> **Provided information**
****************
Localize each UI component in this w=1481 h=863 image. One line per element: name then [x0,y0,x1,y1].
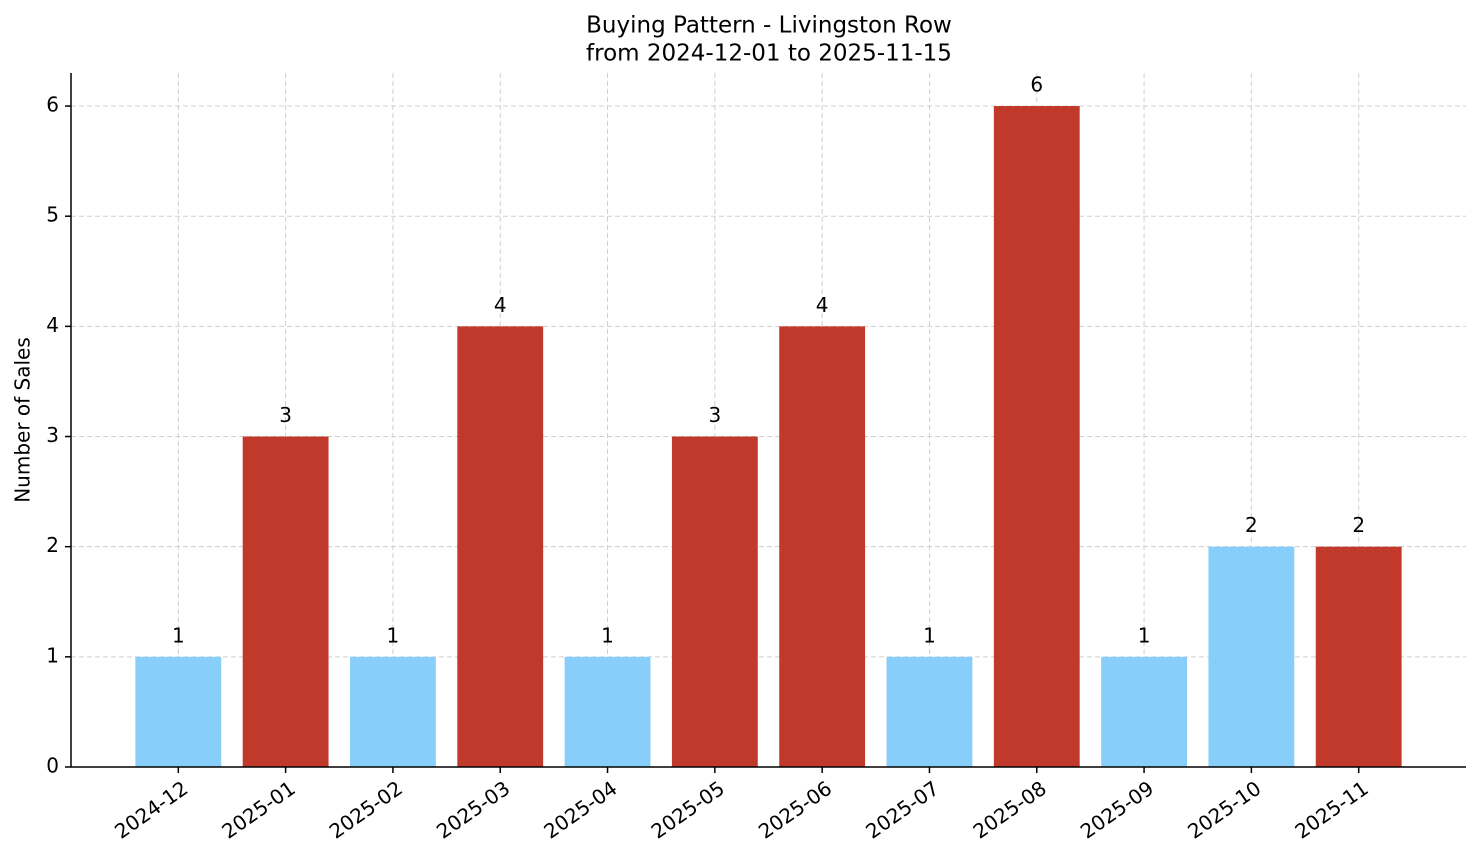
****************
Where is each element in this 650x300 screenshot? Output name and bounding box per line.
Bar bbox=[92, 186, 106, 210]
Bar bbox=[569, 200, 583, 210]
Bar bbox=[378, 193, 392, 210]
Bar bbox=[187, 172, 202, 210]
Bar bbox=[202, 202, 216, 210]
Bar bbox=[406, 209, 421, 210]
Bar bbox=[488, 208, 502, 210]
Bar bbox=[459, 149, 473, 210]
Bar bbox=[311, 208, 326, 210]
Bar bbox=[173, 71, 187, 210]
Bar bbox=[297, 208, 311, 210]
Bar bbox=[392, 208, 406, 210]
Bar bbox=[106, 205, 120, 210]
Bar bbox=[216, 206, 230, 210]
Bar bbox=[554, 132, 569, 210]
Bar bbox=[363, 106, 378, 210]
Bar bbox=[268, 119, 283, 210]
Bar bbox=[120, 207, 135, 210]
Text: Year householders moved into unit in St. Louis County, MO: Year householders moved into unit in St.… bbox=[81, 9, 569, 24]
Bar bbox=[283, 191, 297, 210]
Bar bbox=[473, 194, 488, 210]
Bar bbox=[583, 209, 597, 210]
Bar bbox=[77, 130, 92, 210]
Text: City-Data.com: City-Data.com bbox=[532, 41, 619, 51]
****************
> **Your task**
Format the listing from the line containing "Where is each" up to and including the line containing "Bar bbox=[406, 209, 421, 210]" as a two-column CSV with the headers request and answer. Put each request and its answer in its own quoted field, and replace line breaks with spaces.

> **Task answer**
request,answer
"Where is each element in this 650x300 screenshot? Output name and bounding box per line.","Bar bbox=[92, 186, 106, 210] Bar bbox=[569, 200, 583, 210] Bar bbox=[378, 193, 392, 210] Bar bbox=[187, 172, 202, 210] Bar bbox=[202, 202, 216, 210] Bar bbox=[406, 209, 421, 210]"